- **WORK TO COMPLETE**:
a) Using the forum thread about splitting a line in Python, decide whether each statement agrees with it: (i) "La Jolla Bank, FSB" is meant to be one entry in the array; (ii) the reply that opens with "OK you aren't quite there!" says not quote means only if quote is true; (iii) that same reply calls changing quote from its previous value 'toggling'. Answer yes or no for each and quote the thread's deciding words.
b) From the forum thread about splitting a line in Python, list every variable that the function mysplit sets before its for loop begins, along with the starting value given to each.

- **TEXT TO READ**:
Reputation: 6176
I'm a bit confused about a line in Python:
We use Python and a custom function to split a line: we want what is between quotes to be a single entry in the array.
The line is, for example:
"La Jolla Bank, FSB",La Jolla,CA,32423,19-Feb-10,24-Feb-10
So "La Jolla Bank, FSB" should be a single entry in the array.
And I'm not sure to understand this code:
The first char is a quote '"
', so the variable "quote" is set to its inverse, so set to "TRUE".
Then we check the comma, AND if quote is set to its inverse, so if quote is TRUE, which is the case when we are inside the quotes.
We cut it with current=""
, and this is where I don't understand: we are still between the quotes, so normally we should not cut it now! edit: so and not quote means "false", and not "the opposite of", thanks !
Code:
def mysplit (string):
quote = False
retval = []
current = ""
for char in string:
if char == '"':
quote = not quote
elif char == ',' and not quote: #the first coma is still in the quotes, and quote is set to TRUE, so we should not cut current here...
retval.append(current)
current = ""
else:
current += char
retval.append(current)
return retval
Upvotes: 0
Views: 174
Reputation: 7026
OK you aren't quite there!
1.the first char is a quote ' " ', so the variable "quote" is set to its inverse, so set to "TRUE".
good! so quote was set to the inverse of whatever it was previously. At the beginning of the prog, it was false, so when "
is seen, it becomes true. But vice versa, if it was True, and a quote is seen, it becomes false.
In other words, this line of the program changes quote
from whatever is was before that line. It is called 'toggling'.
- then we check the coma, AND if quote is set to its inverse, so if quote is TRUE, which is the case when we are inside the quotes.
This isn't quite right. not quote
means "only if quote is false". This has nothing to do with whether it is 'set to its inverse'. No variable can be equal to its own inverse! it is like saying X=True and X=False
- obviously nonsense.
quote
is always either True
or False
- and nothing else!
3.we cut it with current="", and this is where i don't understand : we are still between the quotes, so norm ally we should not cut it now!
So hopefully you can see now that, you are not between the quotes if you reach this line. the not quote
ensures that you don't cut inside a quote, because not quote
really means just that - not in a quote!
Upvotes: 1
Reputation: 9481
This is not the best code for splitting but it is pretty straight forward
1 current = ""
# First you set current to empty string, the following line
# will loop through the string to be split and pull characters out of it
# one by one... setting 'char' to be the value of next character
2 for char in string:
# the following code will check if the line we are currently inside of the quote
# if otherwise it will add the current character to the the 'current' variable
#
3 if char == '"':
4 quote = not quote
5 elif char == ',' and not quote:
6 retval.append(current)

- **A run of rows**:
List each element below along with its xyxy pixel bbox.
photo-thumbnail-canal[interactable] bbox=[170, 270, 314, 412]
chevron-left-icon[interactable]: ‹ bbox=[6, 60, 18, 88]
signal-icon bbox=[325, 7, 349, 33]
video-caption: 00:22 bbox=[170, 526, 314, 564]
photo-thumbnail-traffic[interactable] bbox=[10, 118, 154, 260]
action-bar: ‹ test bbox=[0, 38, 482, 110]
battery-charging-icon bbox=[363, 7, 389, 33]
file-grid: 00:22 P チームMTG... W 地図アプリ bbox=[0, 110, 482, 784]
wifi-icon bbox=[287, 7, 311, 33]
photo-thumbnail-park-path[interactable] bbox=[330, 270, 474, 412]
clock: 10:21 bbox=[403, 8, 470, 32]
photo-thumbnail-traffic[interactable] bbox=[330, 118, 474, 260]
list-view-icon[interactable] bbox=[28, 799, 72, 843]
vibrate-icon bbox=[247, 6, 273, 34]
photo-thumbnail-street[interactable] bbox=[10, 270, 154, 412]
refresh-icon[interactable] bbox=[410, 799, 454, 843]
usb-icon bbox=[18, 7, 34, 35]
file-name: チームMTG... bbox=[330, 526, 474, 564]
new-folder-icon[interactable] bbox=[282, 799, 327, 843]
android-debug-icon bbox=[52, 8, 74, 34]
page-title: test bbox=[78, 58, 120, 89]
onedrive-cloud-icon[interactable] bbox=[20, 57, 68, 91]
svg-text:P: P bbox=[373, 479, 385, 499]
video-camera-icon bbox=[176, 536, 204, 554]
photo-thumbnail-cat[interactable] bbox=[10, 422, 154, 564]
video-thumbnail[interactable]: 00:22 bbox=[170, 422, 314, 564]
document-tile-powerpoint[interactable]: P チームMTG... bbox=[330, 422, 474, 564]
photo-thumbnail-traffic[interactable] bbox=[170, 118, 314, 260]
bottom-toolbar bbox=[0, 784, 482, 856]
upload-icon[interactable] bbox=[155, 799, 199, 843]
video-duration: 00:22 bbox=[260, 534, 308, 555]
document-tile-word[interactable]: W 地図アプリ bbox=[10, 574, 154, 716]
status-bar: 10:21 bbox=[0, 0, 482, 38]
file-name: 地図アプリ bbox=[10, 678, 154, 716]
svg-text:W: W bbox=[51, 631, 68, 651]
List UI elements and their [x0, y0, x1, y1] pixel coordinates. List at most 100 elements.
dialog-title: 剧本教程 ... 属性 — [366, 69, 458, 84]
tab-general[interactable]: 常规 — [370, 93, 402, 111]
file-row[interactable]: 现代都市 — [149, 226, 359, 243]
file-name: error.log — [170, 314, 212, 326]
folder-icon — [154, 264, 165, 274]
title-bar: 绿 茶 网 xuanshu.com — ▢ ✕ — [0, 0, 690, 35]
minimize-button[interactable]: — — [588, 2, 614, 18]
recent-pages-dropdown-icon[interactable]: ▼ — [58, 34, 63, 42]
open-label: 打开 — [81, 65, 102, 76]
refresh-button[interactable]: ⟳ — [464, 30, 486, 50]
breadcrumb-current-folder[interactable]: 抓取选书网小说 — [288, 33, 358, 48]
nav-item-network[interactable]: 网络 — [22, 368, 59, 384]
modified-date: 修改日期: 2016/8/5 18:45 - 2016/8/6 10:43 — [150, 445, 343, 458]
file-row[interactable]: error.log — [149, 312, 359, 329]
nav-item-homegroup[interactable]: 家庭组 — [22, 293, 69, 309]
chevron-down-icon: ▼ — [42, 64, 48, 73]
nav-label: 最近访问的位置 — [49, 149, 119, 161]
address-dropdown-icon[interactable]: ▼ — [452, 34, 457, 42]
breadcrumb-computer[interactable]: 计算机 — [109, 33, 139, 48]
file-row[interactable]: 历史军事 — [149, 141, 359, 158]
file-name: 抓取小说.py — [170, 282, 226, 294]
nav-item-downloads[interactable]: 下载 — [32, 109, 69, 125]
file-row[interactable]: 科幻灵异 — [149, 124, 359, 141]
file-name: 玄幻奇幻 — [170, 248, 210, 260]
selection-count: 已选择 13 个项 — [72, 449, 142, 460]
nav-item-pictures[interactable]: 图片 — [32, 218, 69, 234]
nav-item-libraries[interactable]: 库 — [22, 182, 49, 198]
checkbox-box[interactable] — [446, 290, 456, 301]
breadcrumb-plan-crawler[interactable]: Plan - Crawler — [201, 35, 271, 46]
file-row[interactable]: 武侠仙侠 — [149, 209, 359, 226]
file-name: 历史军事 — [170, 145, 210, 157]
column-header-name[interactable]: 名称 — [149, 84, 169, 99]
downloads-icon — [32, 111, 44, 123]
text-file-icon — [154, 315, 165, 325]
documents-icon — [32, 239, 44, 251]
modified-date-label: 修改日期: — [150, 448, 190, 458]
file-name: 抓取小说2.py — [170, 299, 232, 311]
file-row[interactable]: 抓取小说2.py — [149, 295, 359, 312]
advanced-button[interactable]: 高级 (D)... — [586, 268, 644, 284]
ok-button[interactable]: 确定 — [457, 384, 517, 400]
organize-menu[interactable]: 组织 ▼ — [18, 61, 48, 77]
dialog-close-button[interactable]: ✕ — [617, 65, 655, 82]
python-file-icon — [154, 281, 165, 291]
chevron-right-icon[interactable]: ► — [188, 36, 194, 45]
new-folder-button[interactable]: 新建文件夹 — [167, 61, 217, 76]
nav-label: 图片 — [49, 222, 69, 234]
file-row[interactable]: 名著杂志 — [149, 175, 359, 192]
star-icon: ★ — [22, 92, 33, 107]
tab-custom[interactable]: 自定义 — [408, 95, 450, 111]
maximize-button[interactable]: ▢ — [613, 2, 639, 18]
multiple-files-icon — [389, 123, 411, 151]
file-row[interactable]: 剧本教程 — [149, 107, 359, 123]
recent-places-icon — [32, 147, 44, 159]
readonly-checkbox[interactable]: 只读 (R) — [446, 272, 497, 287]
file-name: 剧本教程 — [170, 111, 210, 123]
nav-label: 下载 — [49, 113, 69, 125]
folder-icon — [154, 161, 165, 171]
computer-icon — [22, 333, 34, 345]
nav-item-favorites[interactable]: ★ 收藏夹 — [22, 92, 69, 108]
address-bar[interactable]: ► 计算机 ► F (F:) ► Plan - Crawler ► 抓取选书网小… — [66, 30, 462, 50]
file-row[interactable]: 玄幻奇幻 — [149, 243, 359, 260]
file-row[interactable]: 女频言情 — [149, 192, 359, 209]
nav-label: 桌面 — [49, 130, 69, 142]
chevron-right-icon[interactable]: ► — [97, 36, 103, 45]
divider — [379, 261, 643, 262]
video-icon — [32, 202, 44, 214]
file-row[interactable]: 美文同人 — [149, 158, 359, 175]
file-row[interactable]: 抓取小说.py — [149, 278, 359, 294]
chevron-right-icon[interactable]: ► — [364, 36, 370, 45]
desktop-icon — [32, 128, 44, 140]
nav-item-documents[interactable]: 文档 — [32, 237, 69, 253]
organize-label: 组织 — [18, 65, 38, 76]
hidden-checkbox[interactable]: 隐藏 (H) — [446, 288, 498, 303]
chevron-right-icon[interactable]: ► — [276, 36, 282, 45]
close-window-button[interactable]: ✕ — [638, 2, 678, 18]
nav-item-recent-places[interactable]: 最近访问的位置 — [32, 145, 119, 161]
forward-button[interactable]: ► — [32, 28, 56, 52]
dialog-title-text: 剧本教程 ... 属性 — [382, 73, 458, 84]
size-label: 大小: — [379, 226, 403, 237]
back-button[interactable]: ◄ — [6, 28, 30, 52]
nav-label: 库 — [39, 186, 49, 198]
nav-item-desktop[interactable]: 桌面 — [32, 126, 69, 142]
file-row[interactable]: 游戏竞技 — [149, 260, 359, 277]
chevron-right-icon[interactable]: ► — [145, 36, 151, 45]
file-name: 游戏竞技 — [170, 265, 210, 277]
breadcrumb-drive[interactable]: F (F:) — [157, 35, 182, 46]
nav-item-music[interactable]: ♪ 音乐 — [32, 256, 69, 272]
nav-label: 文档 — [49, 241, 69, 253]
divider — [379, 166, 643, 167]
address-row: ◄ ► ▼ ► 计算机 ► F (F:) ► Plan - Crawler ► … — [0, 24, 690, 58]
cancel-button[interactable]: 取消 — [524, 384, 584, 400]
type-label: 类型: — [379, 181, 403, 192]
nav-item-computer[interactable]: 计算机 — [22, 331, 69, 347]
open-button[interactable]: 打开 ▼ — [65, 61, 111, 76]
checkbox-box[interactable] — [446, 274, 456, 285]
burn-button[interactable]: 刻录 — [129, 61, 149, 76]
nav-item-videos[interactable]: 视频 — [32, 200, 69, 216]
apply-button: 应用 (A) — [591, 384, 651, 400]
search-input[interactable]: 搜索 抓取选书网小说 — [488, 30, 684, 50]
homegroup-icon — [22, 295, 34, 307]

- **OUTPUTS**:
a)
(i) Yes: "So "La Jolla Bank, FSB" should be a single entry in the array."
(ii) No: "means "only if quote is false""
(iii) Yes: "It is called 'toggling'."

b)
quote = False
retval = []
current = ""